#### STATED EXERCISE
Could you convert the rows starting at the line containing "I need the location" and ending at the line containing "svg-text:120%: 120% — [57, 59, 91, 74]" into a Markdown table with the columns Row No. and Row Text? Leave out blank lines and pictures.

______________________________

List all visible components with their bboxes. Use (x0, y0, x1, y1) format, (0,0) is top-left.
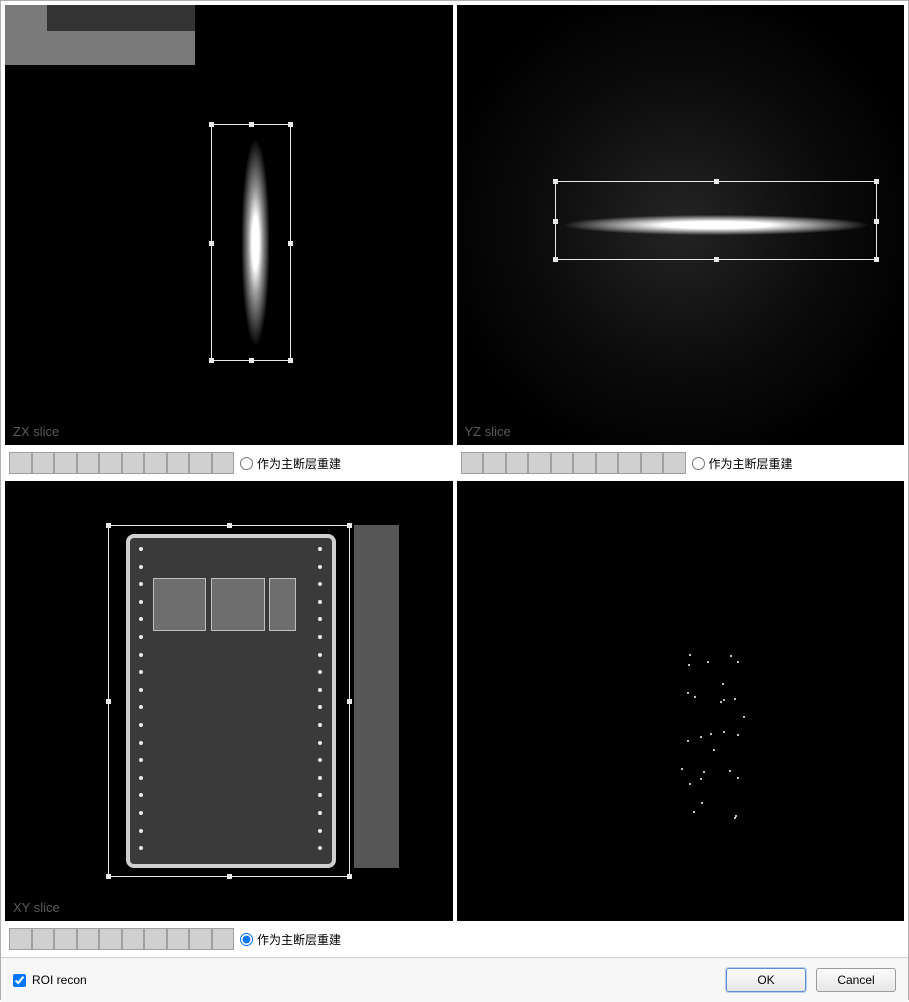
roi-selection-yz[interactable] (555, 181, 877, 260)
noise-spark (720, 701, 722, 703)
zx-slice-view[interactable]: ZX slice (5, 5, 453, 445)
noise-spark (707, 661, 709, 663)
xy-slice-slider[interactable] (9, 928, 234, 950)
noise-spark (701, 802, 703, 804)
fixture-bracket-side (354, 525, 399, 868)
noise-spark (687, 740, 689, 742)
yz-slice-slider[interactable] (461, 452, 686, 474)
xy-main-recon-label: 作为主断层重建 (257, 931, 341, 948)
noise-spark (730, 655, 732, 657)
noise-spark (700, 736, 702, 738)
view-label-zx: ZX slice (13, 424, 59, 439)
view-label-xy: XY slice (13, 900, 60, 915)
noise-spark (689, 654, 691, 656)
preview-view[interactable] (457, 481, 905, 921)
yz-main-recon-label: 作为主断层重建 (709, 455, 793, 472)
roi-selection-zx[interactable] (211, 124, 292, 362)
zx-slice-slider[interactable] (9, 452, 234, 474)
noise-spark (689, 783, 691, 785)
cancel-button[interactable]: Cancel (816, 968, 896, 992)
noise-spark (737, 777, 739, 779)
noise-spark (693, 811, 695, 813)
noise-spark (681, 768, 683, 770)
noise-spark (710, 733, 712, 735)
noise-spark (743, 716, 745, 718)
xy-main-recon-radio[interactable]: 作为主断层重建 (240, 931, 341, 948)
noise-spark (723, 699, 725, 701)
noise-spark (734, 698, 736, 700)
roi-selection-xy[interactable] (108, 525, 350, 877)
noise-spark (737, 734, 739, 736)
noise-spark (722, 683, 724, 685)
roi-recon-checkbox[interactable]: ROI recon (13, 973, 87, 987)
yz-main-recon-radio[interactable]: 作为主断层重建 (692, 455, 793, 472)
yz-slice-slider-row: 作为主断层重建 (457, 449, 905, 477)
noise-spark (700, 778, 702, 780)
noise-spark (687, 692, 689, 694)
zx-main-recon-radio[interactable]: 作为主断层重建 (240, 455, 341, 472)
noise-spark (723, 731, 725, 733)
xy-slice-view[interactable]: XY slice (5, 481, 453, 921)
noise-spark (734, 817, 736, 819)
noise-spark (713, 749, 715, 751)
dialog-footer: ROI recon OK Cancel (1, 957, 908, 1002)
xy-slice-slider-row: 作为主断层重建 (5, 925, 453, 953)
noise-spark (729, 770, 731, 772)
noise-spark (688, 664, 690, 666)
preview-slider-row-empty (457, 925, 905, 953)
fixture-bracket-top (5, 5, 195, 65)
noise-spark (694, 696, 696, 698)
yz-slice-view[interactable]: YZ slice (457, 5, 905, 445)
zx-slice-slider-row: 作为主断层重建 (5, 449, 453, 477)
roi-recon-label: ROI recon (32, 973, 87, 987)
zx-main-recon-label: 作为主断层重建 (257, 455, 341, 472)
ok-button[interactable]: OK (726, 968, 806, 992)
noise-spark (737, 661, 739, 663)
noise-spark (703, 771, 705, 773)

______________________________

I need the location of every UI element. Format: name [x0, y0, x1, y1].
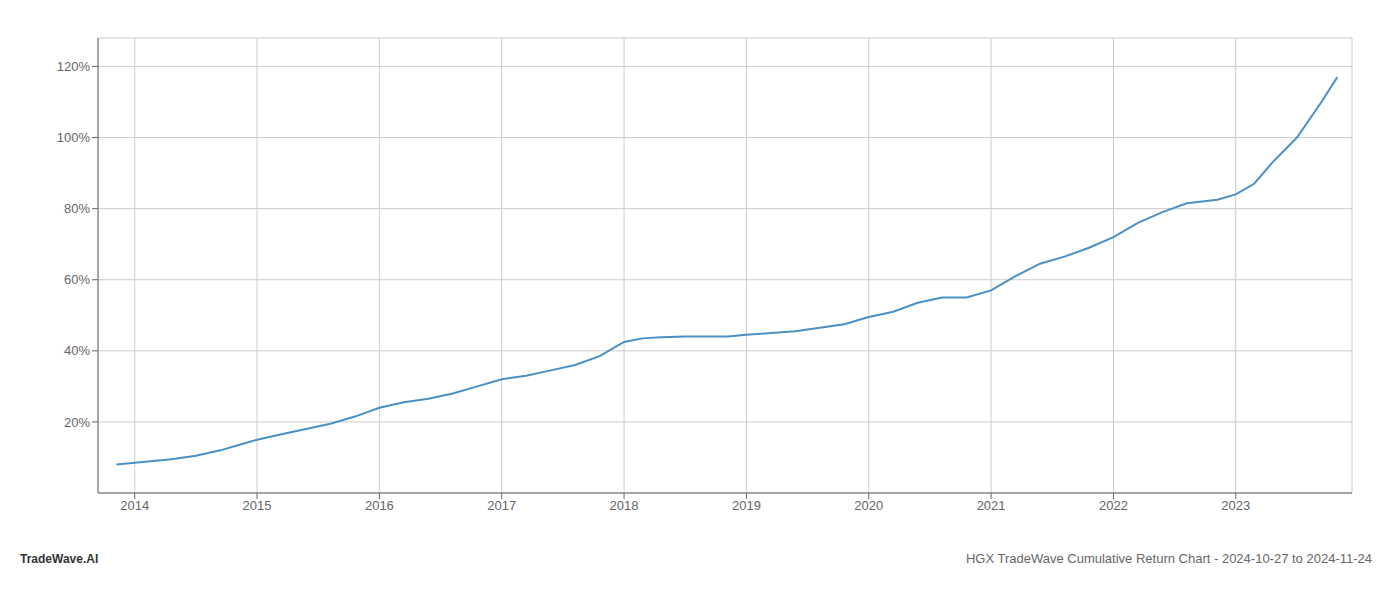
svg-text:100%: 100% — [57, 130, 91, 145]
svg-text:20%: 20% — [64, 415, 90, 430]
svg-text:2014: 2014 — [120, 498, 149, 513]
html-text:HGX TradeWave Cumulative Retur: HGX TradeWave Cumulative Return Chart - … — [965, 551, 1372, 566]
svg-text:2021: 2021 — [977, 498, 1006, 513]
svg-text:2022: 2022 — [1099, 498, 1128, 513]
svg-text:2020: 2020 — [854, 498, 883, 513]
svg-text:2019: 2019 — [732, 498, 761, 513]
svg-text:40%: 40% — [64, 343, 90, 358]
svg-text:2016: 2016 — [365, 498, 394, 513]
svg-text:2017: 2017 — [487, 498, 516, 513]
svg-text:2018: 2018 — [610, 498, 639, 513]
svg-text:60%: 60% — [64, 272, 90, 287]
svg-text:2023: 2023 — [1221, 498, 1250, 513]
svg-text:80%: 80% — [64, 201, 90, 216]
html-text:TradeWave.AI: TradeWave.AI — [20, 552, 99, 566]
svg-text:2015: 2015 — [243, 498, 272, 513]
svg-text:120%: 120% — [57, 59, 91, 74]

______________________________

#### ANSWER TO THE EXERCISE
| Row No. | Row Text |
|---|---|
| 1 | I need the location of every UI element. Format: name [x0, y0, x1, y1]. |
| 2 | svg-text:100%: 100% — [57, 130, 91, 145] |
| 3 | svg-text:20%: 20% — [64, 415, 90, 430] |
| 4 | svg-text:2014: 2014 — [120, 498, 149, 513] |
| 5 | html-text:HGX TradeWave Cumulative Retur: HGX TradeWave Cumulative Return Chart - … — [965, 551, 1372, 566] |
| 6 | svg-text:2021: 2021 — [977, 498, 1006, 513] |
| 7 | svg-text:2022: 2022 — [1099, 498, 1128, 513] |
| 8 | svg-text:2020: 2020 — [854, 498, 883, 513] |
| 9 | svg-text:2019: 2019 — [732, 498, 761, 513] |
| 10 | svg-text:40%: 40% — [64, 343, 90, 358] |
| 11 | svg-text:2016: 2016 — [365, 498, 394, 513] |
| 12 | svg-text:2017: 2017 — [487, 498, 516, 513] |
| 13 | svg-text:2018: 2018 — [610, 498, 639, 513] |
| 14 | svg-text:60%: 60% — [64, 272, 90, 287] |
| 15 | svg-text:2023: 2023 — [1221, 498, 1250, 513] |
| 16 | svg-text:80%: 80% — [64, 201, 90, 216] |
| 17 | html-text:TradeWave.AI: TradeWave.AI — [20, 552, 99, 566] |
| 18 | svg-text:2015: 2015 — [243, 498, 272, 513] |
| 19 | svg-text:120%: 120% — [57, 59, 91, 74] |